[BEGIN Material for the task]

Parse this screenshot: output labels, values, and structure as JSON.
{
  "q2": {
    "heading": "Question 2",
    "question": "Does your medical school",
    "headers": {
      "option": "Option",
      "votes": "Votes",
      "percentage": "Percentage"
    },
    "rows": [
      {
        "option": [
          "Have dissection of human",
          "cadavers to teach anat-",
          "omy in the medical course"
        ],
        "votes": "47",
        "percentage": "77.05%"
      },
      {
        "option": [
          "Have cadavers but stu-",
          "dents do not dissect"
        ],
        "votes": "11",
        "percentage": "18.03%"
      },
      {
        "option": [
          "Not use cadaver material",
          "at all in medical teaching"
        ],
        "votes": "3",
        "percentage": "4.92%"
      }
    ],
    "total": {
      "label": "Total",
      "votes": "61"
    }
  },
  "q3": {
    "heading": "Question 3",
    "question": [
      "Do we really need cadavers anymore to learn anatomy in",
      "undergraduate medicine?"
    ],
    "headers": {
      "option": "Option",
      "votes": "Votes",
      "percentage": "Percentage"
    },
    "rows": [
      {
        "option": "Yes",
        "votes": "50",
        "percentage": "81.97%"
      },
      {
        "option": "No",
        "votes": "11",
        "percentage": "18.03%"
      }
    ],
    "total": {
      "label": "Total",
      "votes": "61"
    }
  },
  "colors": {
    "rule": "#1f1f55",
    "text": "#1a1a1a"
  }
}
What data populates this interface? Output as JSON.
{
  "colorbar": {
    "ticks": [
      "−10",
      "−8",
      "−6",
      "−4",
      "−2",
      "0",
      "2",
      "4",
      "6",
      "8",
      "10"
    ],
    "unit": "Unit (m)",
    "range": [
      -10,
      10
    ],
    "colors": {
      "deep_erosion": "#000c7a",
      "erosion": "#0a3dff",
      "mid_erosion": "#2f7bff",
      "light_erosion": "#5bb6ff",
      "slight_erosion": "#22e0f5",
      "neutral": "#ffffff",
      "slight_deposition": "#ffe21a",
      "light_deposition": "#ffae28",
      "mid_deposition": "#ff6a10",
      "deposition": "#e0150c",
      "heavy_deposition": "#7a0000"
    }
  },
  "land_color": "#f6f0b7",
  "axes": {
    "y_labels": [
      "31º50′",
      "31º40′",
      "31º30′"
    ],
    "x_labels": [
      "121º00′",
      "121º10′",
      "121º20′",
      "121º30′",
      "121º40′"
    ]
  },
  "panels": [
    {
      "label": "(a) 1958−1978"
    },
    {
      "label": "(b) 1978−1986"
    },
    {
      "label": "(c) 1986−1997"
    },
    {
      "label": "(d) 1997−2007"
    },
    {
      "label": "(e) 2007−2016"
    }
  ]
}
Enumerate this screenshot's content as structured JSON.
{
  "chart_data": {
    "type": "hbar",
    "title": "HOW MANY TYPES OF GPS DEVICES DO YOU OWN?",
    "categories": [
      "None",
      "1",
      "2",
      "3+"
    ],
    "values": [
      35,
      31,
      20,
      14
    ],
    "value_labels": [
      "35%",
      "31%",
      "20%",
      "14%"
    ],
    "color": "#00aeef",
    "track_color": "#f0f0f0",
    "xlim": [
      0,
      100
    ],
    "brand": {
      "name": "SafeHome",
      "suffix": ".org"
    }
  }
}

[END Material for the task]

*Exercise prompt:*
Using the entries above, state how many lines include the word "percentage", with no other words.

*Finished exercise:*
7